> INSTRUÇÕES DO EXERCÍCIO
Copie integralmente, sem nenhuma alteração, a matéria sobre o lançamento do livro organizado por Luciana da Cruz Brito.

> TEXTO DE ORIGEM
A historiadora e escritora baiana Luciana da Cruz Brito lança nesta sexta-feira (19) o livro “Reparação: memória e reconhecimento”, obra organizada por ela que reúne reflexões sobre políticas antirracistas e caminhos para reparar séculos de violências históricas, somando-se às demandas por justiça e igualdade. O lançamento acontecerá às 19h, no Zumví Arquivo Fotográfico, no Pelourinho, e contará com a participação dos escritores Alex de Jesus e Valdecir Nascimento.
Com apresentação da autoridade religiosa Ebomi Cici de Oxalá, posfácio inédito da própria organizadora, ilustrações de Mayara Ferrão e QR Codes que dão acesso a vídeos de momentos cruciais do seminário que inspirou a publicação, o livro propõe uma imersão no pensamento negro contemporâneo.
“É importante dizer que todas essas pautas que são discutidas no livro, no sentido da memória, no sentido da reparação histórica, elas são resultado de uma longa participação de mulheres negras no Movimento Negro Brasileiro, na política brasileira, na intelectualidade brasileira que pensou e que pensa o que é o Brasil”, afirma Luciana Brito ao Portal Umbu
Professora da Universidade Federal do Recôncavo da Bahia, Luciana Brito tem trajetória marcada por pesquisas sobre escravidão, racismo e resistência negra no Brasil e nas Américas. Formada pela UFBA, mestre pela Unicamp e doutora pela USP, com estágio na Universidade de Nova York, também foi pesquisadora visitante em Harvard, no Trinity College e na City University of New York. Entre suas principais obras estão ‘Temores da África’, vencedor do Prêmio Thomas Skidmore, e ‘O Avesso da Raça’, que analisa o trânsito atlântico de ideias sobre escravidão, raça e cidadania no século XIX.

> DADOS FORNECIDOS

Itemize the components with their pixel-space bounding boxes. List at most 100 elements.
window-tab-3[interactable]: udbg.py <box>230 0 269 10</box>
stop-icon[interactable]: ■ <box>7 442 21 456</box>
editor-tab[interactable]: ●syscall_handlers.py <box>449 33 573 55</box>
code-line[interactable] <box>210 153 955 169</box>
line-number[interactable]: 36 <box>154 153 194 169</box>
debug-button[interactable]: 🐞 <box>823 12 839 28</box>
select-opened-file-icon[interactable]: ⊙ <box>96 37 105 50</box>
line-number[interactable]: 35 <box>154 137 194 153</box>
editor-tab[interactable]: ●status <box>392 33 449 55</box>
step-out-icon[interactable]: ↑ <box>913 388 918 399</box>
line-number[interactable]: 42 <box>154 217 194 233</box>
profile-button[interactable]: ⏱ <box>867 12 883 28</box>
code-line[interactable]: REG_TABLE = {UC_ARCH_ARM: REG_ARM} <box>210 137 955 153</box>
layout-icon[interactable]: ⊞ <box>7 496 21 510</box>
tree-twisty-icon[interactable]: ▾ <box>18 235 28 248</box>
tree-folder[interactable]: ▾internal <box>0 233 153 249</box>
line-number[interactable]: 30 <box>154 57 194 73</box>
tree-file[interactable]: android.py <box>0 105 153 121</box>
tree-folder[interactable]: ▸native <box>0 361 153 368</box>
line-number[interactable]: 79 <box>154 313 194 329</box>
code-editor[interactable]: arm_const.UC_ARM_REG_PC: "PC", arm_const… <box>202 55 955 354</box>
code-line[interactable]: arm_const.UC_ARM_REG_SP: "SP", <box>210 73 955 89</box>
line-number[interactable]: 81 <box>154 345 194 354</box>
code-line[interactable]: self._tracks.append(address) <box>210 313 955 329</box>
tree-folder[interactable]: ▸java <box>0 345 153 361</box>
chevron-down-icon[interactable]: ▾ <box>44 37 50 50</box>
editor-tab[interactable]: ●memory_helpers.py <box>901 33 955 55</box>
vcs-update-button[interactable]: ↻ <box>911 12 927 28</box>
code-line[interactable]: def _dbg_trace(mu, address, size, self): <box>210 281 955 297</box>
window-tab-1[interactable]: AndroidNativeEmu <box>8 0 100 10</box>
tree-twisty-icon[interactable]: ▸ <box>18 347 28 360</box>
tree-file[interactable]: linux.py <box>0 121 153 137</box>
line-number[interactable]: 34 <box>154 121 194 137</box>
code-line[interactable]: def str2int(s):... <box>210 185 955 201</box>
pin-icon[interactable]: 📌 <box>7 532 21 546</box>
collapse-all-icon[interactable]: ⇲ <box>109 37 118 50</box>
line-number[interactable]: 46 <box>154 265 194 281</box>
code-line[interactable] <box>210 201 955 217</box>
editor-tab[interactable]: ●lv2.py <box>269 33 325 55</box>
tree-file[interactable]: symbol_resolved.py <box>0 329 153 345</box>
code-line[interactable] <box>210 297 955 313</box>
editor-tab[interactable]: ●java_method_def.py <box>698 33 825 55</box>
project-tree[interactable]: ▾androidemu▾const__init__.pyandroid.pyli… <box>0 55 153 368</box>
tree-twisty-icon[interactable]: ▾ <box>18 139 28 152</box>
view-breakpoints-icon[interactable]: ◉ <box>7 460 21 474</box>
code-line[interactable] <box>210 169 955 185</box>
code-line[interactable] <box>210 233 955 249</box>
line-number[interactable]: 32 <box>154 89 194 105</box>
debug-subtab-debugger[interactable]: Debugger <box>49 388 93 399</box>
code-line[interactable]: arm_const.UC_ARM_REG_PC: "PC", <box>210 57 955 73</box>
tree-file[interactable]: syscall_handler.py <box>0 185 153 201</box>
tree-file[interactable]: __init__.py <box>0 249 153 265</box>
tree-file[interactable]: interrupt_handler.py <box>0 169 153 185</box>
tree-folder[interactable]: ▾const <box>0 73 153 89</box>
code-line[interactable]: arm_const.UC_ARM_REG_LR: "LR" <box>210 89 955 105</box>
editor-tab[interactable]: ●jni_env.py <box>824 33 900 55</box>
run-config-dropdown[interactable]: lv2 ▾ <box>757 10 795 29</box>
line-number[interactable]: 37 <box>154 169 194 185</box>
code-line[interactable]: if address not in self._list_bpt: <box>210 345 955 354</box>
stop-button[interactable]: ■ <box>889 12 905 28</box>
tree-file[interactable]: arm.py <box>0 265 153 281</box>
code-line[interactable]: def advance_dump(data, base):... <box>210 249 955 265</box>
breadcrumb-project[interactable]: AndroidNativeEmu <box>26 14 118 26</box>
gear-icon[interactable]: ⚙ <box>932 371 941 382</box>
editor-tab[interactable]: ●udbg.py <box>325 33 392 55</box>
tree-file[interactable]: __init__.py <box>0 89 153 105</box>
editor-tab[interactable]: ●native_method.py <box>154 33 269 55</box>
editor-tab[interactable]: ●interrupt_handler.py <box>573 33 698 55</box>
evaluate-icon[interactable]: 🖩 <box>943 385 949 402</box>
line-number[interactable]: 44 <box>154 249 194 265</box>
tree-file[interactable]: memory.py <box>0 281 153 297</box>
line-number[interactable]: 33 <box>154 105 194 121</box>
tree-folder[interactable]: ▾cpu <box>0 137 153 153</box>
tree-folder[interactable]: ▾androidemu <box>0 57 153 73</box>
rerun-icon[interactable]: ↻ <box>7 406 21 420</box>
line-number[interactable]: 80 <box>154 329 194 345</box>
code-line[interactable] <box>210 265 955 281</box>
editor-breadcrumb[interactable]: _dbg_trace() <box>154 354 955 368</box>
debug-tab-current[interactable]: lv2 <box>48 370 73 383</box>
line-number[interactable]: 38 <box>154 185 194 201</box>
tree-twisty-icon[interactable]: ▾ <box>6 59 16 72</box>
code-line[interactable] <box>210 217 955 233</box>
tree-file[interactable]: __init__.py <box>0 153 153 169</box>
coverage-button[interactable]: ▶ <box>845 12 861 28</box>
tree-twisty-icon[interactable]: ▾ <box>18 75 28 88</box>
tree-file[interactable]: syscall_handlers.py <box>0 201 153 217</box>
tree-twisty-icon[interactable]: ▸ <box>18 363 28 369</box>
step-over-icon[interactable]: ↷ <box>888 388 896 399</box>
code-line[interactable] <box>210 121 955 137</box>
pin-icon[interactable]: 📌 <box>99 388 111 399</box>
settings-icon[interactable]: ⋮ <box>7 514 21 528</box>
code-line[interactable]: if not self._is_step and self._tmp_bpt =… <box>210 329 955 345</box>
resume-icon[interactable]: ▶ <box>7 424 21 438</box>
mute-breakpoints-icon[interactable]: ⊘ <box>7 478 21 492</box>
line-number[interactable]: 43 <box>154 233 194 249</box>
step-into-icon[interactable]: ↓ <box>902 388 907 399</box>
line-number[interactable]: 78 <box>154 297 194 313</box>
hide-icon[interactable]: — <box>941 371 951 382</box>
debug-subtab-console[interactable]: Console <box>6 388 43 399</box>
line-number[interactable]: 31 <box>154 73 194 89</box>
...
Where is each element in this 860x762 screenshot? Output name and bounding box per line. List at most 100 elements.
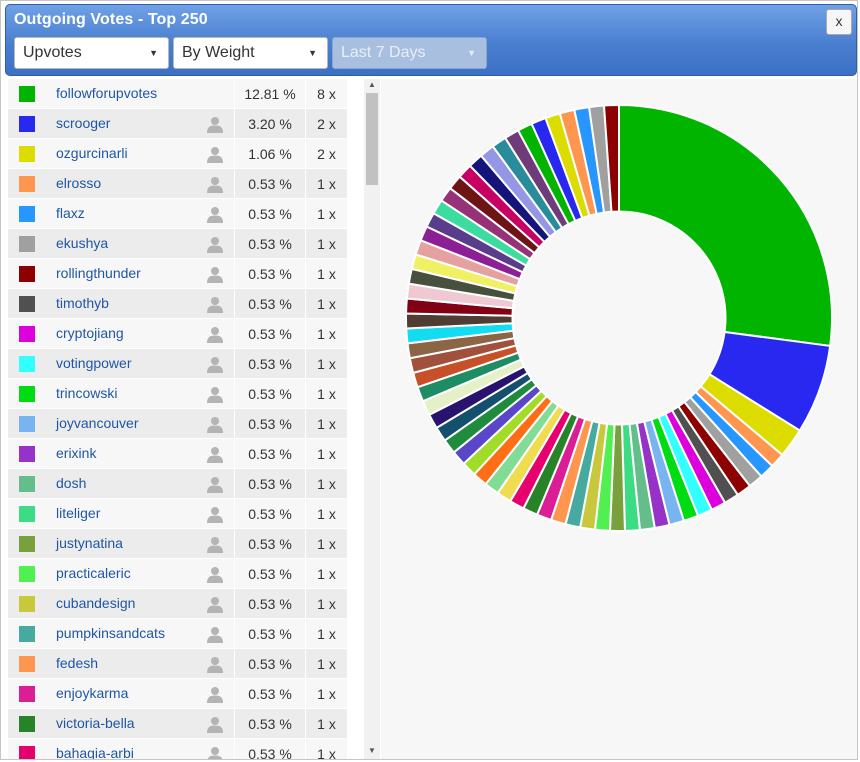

> SOLUÇÃO DO EXERCÍCIO
A historiadora e escritora baiana Luciana da Cruz Brito lança nesta sexta-feira (19) o livro “Reparação: memória e reconhecimento”, obra organizada por ela que reúne reflexões sobre políticas antirracistas e caminhos para reparar séculos de violências históricas, somando-se às demandas por justiça e igualdade. O lançamento acontecerá às 19h, no Zumví Arquivo Fotográfico, no Pelourinho, e contará com a participação dos escritores Alex de Jesus e Valdecir Nascimento.
Com apresentação da autoridade religiosa Ebomi Cici de Oxalá, posfácio inédito da própria organizadora, ilustrações de Mayara Ferrão e QR Codes que dão acesso a vídeos de momentos cruciais do seminário que inspirou a publicação, o livro propõe uma imersão no pensamento negro contemporâneo.
“É importante dizer que todas essas pautas que são discutidas no livro, no sentido da memória, no sentido da reparação histórica, elas são resultado de uma longa participação de mulheres negras no Movimento Negro Brasileiro, na política brasileira, na intelectualidade brasileira que pensou e que pensa o que é o Brasil”, afirma Luciana Brito ao Portal Umbu
Professora da Universidade Federal do Recôncavo da Bahia, Luciana Brito tem trajetória marcada por pesquisas sobre escravidão, racismo e resistência negra no Brasil e nas Américas. Formada pela UFBA, mestre pela Unicamp e doutora pela USP, com estágio na Universidade de Nova York, também foi pesquisadora visitante em Harvard, no Trinity College e na City University of New York. Entre suas principais obras estão ‘Temores da África’, vencedor do Prêmio Thomas Skidmore, e ‘O Avesso da Raça’, que analisa o trânsito atlântico de ideias sobre escravidão, raça e cidadania no século XIX.